■ **EXERCISE DETAILS**
Every line of the material that follows must be printed again exactly.

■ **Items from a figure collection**
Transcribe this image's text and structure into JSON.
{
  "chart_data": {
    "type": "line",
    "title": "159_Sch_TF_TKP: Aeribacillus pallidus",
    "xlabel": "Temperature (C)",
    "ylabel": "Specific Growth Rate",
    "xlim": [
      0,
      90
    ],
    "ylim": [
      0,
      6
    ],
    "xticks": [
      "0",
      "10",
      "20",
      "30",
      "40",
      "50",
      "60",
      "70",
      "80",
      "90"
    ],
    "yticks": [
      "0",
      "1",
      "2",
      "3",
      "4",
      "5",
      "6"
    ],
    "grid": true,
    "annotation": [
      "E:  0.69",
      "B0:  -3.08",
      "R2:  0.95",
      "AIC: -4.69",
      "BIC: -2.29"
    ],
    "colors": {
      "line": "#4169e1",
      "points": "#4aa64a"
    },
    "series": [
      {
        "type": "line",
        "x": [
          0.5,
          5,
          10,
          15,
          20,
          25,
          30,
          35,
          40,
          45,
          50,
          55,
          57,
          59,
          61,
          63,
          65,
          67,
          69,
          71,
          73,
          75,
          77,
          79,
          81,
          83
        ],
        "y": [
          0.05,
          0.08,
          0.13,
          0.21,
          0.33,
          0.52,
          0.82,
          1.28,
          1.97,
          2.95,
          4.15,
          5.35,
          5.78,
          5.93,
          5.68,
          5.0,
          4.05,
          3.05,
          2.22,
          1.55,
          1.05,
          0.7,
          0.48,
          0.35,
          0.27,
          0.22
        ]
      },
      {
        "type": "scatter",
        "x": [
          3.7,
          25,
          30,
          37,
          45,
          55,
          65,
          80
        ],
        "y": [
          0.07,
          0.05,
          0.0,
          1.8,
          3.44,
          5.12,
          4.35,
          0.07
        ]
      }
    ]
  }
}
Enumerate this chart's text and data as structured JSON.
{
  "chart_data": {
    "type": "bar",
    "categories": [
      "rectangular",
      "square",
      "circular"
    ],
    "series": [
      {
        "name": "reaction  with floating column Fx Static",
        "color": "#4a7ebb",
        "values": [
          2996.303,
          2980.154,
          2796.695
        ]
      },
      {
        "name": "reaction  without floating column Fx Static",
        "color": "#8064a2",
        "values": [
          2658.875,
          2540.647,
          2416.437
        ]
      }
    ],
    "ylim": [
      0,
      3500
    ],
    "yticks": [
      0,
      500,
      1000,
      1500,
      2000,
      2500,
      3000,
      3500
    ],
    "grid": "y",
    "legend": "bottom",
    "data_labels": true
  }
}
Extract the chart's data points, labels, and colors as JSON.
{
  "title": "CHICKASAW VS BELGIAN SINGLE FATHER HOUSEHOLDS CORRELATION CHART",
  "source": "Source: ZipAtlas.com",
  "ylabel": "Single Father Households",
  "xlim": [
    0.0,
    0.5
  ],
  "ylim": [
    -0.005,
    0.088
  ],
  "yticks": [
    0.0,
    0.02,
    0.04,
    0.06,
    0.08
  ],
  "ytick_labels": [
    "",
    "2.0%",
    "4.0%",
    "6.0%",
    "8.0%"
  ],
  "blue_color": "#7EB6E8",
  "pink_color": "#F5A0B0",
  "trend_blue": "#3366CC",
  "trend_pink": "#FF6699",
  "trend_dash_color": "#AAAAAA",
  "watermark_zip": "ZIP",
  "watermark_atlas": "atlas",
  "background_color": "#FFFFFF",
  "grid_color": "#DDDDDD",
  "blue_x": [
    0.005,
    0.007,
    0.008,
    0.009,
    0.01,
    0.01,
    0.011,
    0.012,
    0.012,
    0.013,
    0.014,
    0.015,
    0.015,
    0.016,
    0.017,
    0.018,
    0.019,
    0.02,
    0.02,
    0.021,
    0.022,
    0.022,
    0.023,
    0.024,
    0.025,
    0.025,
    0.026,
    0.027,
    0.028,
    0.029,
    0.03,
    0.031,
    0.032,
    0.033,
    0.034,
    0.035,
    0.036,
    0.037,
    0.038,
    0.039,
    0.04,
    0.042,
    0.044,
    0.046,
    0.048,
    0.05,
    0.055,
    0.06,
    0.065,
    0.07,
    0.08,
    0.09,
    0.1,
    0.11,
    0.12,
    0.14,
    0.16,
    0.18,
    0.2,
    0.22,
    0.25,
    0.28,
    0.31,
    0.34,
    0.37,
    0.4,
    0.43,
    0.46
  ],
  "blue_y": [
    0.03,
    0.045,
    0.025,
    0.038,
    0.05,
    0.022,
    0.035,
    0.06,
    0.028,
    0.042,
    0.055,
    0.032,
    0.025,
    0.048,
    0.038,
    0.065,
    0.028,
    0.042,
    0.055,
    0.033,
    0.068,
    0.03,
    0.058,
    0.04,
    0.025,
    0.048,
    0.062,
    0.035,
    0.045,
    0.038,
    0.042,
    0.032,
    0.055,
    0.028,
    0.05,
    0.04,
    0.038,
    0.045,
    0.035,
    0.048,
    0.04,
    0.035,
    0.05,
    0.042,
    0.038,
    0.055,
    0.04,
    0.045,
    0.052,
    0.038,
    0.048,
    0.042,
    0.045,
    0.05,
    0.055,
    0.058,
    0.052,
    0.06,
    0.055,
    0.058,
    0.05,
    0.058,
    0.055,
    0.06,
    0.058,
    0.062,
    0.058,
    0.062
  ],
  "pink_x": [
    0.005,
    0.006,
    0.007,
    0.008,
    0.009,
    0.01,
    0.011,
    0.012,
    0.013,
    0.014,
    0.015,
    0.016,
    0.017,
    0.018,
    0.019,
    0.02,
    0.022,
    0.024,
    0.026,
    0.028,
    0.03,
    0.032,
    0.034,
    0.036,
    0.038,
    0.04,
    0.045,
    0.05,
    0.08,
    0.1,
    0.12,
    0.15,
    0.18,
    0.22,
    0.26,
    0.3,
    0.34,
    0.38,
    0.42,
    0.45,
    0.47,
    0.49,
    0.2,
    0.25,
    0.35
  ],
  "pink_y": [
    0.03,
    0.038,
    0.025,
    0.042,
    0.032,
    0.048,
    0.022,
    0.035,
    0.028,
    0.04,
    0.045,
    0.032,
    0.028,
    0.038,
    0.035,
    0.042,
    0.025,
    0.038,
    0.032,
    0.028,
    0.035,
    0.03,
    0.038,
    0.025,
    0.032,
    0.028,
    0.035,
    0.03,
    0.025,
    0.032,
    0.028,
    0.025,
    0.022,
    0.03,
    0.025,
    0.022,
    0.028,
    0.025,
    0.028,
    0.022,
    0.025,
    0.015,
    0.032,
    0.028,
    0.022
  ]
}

■ **WRITTEN RESPONSE**
Transcribe this image's text and structure into JSON.
{
  "chart_data": {
    "type": "line",
    "title": "159_Sch_TF_TKP: Aeribacillus pallidus",
    "xlabel": "Temperature (C)",
    "ylabel": "Specific Growth Rate",
    "xlim": [
      0,
      90
    ],
    "ylim": [
      0,
      6
    ],
    "xticks": [
      "0",
      "10",
      "20",
      "30",
      "40",
      "50",
      "60",
      "70",
      "80",
      "90"
    ],
    "yticks": [
      "0",
      "1",
      "2",
      "3",
      "4",
      "5",
      "6"
    ],
    "grid": true,
    "annotation": [
      "E:  0.69",
      "B0:  -3.08",
      "R2:  0.95",
      "AIC: -4.69",
      "BIC: -2.29"
    ],
    "colors": {
      "line": "#4169e1",
      "points": "#4aa64a"
    },
    "series": [
      {
        "type": "line",
        "x": [
          0.5,
          5,
          10,
          15,
          20,
          25,
          30,
          35,
          40,
          45,
          50,
          55,
          57,
          59,
          61,
          63,
          65,
          67,
          69,
          71,
          73,
          75,
          77,
          79,
          81,
          83
        ],
        "y": [
          0.05,
          0.08,
          0.13,
          0.21,
          0.33,
          0.52,
          0.82,
          1.28,
          1.97,
          2.95,
          4.15,
          5.35,
          5.78,
          5.93,
          5.68,
          5.0,
          4.05,
          3.05,
          2.22,
          1.55,
          1.05,
          0.7,
          0.48,
          0.35,
          0.27,
          0.22
        ]
      },
      {
        "type": "scatter",
        "x": [
          3.7,
          25,
          30,
          37,
          45,
          55,
          65,
          80
        ],
        "y": [
          0.07,
          0.05,
          0.0,
          1.8,
          3.44,
          5.12,
          4.35,
          0.07
        ]
      }
    ]
  }
}
Enumerate this chart's text and data as structured JSON.
{
  "chart_data": {
    "type": "bar",
    "categories": [
      "rectangular",
      "square",
      "circular"
    ],
    "series": [
      {
        "name": "reaction  with floating column Fx Static",
        "color": "#4a7ebb",
        "values": [
          2996.303,
          2980.154,
          2796.695
        ]
      },
      {
        "name": "reaction  without floating column Fx Static",
        "color": "#8064a2",
        "values": [
          2658.875,
          2540.647,
          2416.437
        ]
      }
    ],
    "ylim": [
      0,
      3500
    ],
    "yticks": [
      0,
      500,
      1000,
      1500,
      2000,
      2500,
      3000,
      3500
    ],
    "grid": "y",
    "legend": "bottom",
    "data_labels": true
  }
}
Extract the chart's data points, labels, and colors as JSON.
{
  "title": "CHICKASAW VS BELGIAN SINGLE FATHER HOUSEHOLDS CORRELATION CHART",
  "source": "Source: ZipAtlas.com",
  "ylabel": "Single Father Households",
  "xlim": [
    0.0,
    0.5
  ],
  "ylim": [
    -0.005,
    0.088
  ],
  "yticks": [
    0.0,
    0.02,
    0.04,
    0.06,
    0.08
  ],
  "ytick_labels": [
    "",
    "2.0%",
    "4.0%",
    "6.0%",
    "8.0%"
  ],
  "blue_color": "#7EB6E8",
  "pink_color": "#F5A0B0",
  "trend_blue": "#3366CC",
  "trend_pink": "#FF6699",
  "trend_dash_color": "#AAAAAA",
  "watermark_zip": "ZIP",
  "watermark_atlas": "atlas",
  "background_color": "#FFFFFF",
  "grid_color": "#DDDDDD",
  "blue_x": [
    0.005,
    0.007,
    0.008,
    0.009,
    0.01,
    0.01,
    0.011,
    0.012,
    0.012,
    0.013,
    0.014,
    0.015,
    0.015,
    0.016,
    0.017,
    0.018,
    0.019,
    0.02,
    0.02,
    0.021,
    0.022,
    0.022,
    0.023,
    0.024,
    0.025,
    0.025,
    0.026,
    0.027,
    0.028,
    0.029,
    0.03,
    0.031,
    0.032,
    0.033,
    0.034,
    0.035,
    0.036,
    0.037,
    0.038,
    0.039,
    0.04,
    0.042,
    0.044,
    0.046,
    0.048,
    0.05,
    0.055,
    0.06,
    0.065,
    0.07,
    0.08,
    0.09,
    0.1,
    0.11,
    0.12,
    0.14,
    0.16,
    0.18,
    0.2,
    0.22,
    0.25,
    0.28,
    0.31,
    0.34,
    0.37,
    0.4,
    0.43,
    0.46
  ],
  "blue_y": [
    0.03,
    0.045,
    0.025,
    0.038,
    0.05,
    0.022,
    0.035,
    0.06,
    0.028,
    0.042,
    0.055,
    0.032,
    0.025,
    0.048,
    0.038,
    0.065,
    0.028,
    0.042,
    0.055,
    0.033,
    0.068,
    0.03,
    0.058,
    0.04,
    0.025,
    0.048,
    0.062,
    0.035,
    0.045,
    0.038,
    0.042,
    0.032,
    0.055,
    0.028,
    0.05,
    0.04,
    0.038,
    0.045,
    0.035,
    0.048,
    0.04,
    0.035,
    0.05,
    0.042,
    0.038,
    0.055,
    0.04,
    0.045,
    0.052,
    0.038,
    0.048,
    0.042,
    0.045,
    0.05,
    0.055,
    0.058,
    0.052,
    0.06,
    0.055,
    0.058,
    0.05,
    0.058,
    0.055,
    0.06,
    0.058,
    0.062,
    0.058,
    0.062
  ],
  "pink_x": [
    0.005,
    0.006,
    0.007,
    0.008,
    0.009,
    0.01,
    0.011,
    0.012,
    0.013,
    0.014,
    0.015,
    0.016,
    0.017,
    0.018,
    0.019,
    0.02,
    0.022,
    0.024,
    0.026,
    0.028,
    0.03,
    0.032,
    0.034,
    0.036,
    0.038,
    0.04,
    0.045,
    0.05,
    0.08,
    0.1,
    0.12,
    0.15,
    0.18,
    0.22,
    0.26,
    0.3,
    0.34,
    0.38,
    0.42,
    0.45,
    0.47,
    0.49,
    0.2,
    0.25,
    0.35
  ],
  "pink_y": [
    0.03,
    0.038,
    0.025,
    0.042,
    0.032,
    0.048,
    0.022,
    0.035,
    0.028,
    0.04,
    0.045,
    0.032,
    0.028,
    0.038,
    0.035,
    0.042,
    0.025,
    0.038,
    0.032,
    0.028,
    0.035,
    0.03,
    0.038,
    0.025,
    0.032,
    0.028,
    0.035,
    0.03,
    0.025,
    0.032,
    0.028,
    0.025,
    0.022,
    0.03,
    0.025,
    0.022,
    0.028,
    0.025,
    0.028,
    0.022,
    0.025,
    0.015,
    0.032,
    0.028,
    0.022
  ]
}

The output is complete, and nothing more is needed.